_The request:_
Determine which lines contain the word "ensure", then copy those lines.

_Source data:_
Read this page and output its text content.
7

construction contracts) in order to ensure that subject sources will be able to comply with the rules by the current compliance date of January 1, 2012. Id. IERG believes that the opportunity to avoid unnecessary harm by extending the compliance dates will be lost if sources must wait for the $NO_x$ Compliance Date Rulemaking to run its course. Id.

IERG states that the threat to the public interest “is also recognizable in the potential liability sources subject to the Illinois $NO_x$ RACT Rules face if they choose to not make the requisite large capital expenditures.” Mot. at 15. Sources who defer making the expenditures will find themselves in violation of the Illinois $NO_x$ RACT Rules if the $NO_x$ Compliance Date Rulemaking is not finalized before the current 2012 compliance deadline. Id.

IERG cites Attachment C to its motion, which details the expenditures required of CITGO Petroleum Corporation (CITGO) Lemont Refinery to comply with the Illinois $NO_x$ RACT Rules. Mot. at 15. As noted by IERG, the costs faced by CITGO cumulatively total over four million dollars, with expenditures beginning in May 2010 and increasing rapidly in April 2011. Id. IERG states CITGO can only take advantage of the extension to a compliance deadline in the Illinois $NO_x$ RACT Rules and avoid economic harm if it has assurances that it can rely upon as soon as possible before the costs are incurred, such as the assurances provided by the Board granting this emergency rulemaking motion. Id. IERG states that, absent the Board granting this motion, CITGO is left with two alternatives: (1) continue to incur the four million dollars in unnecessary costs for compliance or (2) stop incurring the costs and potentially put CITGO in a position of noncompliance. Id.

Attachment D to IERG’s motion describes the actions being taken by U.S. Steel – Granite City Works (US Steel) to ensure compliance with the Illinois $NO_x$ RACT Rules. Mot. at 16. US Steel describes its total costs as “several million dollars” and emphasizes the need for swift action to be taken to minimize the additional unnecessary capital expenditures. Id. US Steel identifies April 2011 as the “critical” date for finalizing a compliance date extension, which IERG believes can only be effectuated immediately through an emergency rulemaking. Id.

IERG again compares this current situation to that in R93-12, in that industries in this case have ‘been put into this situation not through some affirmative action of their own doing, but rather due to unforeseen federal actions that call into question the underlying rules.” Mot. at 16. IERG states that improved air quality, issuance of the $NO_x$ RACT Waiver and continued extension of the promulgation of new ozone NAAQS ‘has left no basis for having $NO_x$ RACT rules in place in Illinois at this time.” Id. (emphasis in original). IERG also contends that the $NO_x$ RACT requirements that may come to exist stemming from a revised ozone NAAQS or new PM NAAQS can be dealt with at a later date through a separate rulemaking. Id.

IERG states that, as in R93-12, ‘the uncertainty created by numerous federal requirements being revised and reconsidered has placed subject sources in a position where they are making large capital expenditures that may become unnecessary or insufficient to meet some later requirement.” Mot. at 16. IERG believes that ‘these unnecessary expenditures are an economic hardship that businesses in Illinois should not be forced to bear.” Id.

_Final result:_
construction contracts) in order to ensure that subject sources will be able to comply with the rules by the current compliance date of January 1, 2012. Id. IERG believes that the opportunity to avoid unnecessary harm by extending the compliance dates will be lost if sources must wait for the $NO_x$ Compliance Date Rulemaking to run its course. Id.
Attachment D to IERG’s motion describes the actions being taken by U.S. Steel – Granite City Works (US Steel) to ensure compliance with the Illinois $NO_x$ RACT Rules. Mot. at 16. US Steel describes its total costs as “several million dollars” and emphasizes the need for swift action to be taken to minimize the additional unnecessary capital expenditures. Id. US Steel identifies April 2011 as the “critical” date for finalizing a compliance date extension, which IERG believes can only be effectuated immediately through an emergency rulemaking. Id.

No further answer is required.